• **AUFGABE A**:
Gib aus den Einträgen genau den Abschnitt wieder, der mit der Zeile mit "tree-item[interactable]: 设置文本 —" anfängt und mit der Zeile mit "ok-button[interactable]: 确定 —" aufhört, beide Zeilen eingeschlossen.

• **VORLIEGENDER TEXT**:

>>

Habe da ein ähnliches Problem.

Daher meine Frage an wincnc (und auch alle anderen): ich will, dass alle 60 Minuten mein Programm ausgeführt wird. Dabei ist keine Form und kein Timer im Spiel sondern ich habe nur ein Modul.

Ich will also, dass sich mein Programm ab dem Start alle 60 Minuten von selbst ausführt.

*Möglichkeit 1*: ich frage jede Minute ab, welche Zeit es ist. Sind die Minuten z.B. auf "00", wird das Programm auzfgerufen. Doch wie mache ich, dass eine Minute nichts geschieht und der Prozessor dadurch nicht belastet wird?

*Möglichkeit 2*: ein Timer welcher, einmal gestartet, alle 60 Minuten die notwendigen Aktionen durchführt und wieder von vorne beginnt. Die Aktionen haben jedoch eine Zeitverzögernde Wirkung. Wie könnte ein Timer, unabhängiog von der Zeitverzögerung der Aktionen, umgesetzt werden.

<<

(Extrahierte Dateneinträge)
>>

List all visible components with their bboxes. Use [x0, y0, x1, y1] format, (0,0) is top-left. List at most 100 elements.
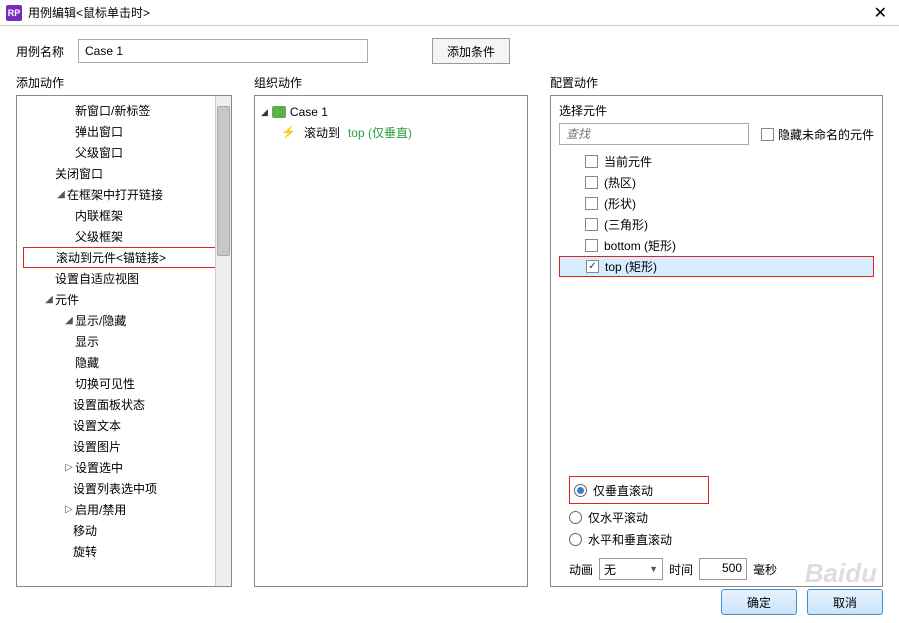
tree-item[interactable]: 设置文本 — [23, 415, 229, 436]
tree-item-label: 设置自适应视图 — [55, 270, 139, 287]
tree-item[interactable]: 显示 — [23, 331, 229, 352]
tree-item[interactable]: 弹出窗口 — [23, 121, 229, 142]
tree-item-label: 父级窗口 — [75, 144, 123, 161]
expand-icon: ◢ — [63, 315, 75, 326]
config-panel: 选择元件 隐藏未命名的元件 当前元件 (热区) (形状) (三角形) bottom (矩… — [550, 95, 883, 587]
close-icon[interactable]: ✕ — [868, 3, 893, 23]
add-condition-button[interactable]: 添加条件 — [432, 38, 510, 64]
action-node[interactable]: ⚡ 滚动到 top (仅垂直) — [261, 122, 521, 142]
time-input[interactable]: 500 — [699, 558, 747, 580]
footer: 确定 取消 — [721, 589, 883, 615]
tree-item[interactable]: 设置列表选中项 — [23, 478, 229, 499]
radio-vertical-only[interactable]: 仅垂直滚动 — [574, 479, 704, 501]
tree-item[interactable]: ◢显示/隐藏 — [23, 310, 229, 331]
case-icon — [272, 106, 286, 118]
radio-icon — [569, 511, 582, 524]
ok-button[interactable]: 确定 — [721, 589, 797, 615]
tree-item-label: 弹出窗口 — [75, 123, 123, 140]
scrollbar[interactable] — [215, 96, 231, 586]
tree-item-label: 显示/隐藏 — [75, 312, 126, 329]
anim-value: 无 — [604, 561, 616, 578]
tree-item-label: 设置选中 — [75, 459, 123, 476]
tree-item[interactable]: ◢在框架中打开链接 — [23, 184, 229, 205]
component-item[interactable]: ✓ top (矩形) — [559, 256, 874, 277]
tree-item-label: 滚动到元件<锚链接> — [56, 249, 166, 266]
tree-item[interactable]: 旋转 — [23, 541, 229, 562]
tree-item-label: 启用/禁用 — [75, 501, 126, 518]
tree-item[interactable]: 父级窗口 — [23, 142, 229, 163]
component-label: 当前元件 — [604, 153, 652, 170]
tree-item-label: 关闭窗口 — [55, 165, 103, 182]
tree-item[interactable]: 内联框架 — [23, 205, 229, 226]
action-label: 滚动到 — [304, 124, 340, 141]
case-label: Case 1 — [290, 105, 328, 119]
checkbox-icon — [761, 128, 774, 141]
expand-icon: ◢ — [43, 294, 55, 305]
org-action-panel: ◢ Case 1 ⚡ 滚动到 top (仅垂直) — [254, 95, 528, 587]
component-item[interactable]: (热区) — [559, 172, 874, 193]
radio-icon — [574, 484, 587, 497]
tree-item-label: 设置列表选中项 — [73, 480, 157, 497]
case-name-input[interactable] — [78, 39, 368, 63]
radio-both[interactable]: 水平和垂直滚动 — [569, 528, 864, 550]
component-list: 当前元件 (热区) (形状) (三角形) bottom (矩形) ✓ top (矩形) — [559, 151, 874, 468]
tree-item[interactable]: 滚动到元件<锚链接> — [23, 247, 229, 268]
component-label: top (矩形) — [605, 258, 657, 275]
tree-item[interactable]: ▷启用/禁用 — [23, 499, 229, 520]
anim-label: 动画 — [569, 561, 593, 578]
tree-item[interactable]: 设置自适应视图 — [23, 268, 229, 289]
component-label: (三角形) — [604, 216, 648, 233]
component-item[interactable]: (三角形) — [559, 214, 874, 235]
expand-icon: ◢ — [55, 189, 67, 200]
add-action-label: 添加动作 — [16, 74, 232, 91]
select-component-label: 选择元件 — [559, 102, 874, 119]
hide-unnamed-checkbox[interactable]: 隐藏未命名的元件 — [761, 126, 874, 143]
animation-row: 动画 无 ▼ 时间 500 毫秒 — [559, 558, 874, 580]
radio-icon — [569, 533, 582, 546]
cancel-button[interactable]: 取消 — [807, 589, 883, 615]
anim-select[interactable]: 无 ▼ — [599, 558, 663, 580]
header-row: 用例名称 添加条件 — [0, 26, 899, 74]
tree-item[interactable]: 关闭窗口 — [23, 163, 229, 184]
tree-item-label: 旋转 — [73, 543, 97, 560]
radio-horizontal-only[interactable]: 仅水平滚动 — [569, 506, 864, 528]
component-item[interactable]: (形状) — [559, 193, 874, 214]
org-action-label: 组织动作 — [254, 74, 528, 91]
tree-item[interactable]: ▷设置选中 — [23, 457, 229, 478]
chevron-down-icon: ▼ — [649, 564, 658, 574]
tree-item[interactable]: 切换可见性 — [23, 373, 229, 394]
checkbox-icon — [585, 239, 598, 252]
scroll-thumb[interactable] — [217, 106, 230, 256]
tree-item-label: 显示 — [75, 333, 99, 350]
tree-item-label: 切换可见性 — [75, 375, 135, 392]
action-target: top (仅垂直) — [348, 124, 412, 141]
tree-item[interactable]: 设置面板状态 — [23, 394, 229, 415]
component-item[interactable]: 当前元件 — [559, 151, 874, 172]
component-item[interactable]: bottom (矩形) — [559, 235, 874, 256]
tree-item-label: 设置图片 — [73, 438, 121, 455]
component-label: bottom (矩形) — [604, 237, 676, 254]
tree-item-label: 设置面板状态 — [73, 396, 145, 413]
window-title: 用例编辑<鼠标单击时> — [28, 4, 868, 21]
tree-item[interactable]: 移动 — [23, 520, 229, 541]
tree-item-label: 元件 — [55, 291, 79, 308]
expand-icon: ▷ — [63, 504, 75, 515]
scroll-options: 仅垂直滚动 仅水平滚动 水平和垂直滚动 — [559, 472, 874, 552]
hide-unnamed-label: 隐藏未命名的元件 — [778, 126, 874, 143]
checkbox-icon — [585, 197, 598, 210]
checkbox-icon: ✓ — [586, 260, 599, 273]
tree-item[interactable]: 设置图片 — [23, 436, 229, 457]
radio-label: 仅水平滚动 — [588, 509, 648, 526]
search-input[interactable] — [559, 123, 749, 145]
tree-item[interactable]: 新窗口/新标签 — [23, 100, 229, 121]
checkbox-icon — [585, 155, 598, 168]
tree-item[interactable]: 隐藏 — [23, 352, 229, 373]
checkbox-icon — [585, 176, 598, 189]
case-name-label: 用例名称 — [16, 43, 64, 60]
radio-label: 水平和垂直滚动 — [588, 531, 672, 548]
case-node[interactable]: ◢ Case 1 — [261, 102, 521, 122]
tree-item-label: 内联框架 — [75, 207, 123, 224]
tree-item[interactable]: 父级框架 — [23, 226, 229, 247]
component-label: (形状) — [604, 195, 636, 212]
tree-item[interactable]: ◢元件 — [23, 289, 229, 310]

<<

• **AUFGABE B**:
Schreib den Text über das stündliche Ausführen eines Programms vollständig und unverändert ab.

• **ANTWORT A**:
tree-item[interactable]: 设置文本 — [23, 415, 229, 436]
tree-item-label: 设置自适应视图 — [55, 270, 139, 287]
tree-item[interactable]: 显示 — [23, 331, 229, 352]
tree-item[interactable]: 弹出窗口 — [23, 121, 229, 142]
tree-item-label: 父级窗口 — [75, 144, 123, 161]
expand-icon: ◢ — [63, 315, 75, 326]
config-panel: 选择元件 隐藏未命名的元件 当前元件 (热区) (形状) (三角形) bottom (矩… — [550, 95, 883, 587]
close-icon[interactable]: ✕ — [868, 3, 893, 23]
add-condition-button[interactable]: 添加条件 — [432, 38, 510, 64]
action-node[interactable]: ⚡ 滚动到 top (仅垂直) — [261, 122, 521, 142]
time-input[interactable]: 500 — [699, 558, 747, 580]
footer: 确定 取消 — [721, 589, 883, 615]
tree-item[interactable]: 设置列表选中项 — [23, 478, 229, 499]
radio-vertical-only[interactable]: 仅垂直滚动 — [574, 479, 704, 501]
tree-item[interactable]: ◢显示/隐藏 — [23, 310, 229, 331]
case-icon — [272, 106, 286, 118]
radio-icon — [569, 511, 582, 524]
ok-button[interactable]: 确定 — [721, 589, 797, 615]

• **ANTWORT B**:
Habe da ein ähnliches Problem.

Daher meine Frage an wincnc (und auch alle anderen): ich will, dass alle 60 Minuten mein Programm ausgeführt wird. Dabei ist keine Form und kein Timer im Spiel sondern ich habe nur ein Modul.

Ich will also, dass sich mein Programm ab dem Start alle 60 Minuten von selbst ausführt.

*Möglichkeit 1*: ich frage jede Minute ab, welche Zeit es ist. Sind die Minuten z.B. auf "00", wird das Programm auzfgerufen. Doch wie mache ich, dass eine Minute nichts geschieht und der Prozessor dadurch nicht belastet wird?

*Möglichkeit 2*: ein Timer welcher, einmal gestartet, alle 60 Minuten die notwendigen Aktionen durchführt und wieder von vorne beginnt. Die Aktionen haben jedoch eine Zeitverzögernde Wirkung. Wie könnte ein Timer, unabhängiog von der Zeitverzögerung der Aktionen, umgesetzt werden.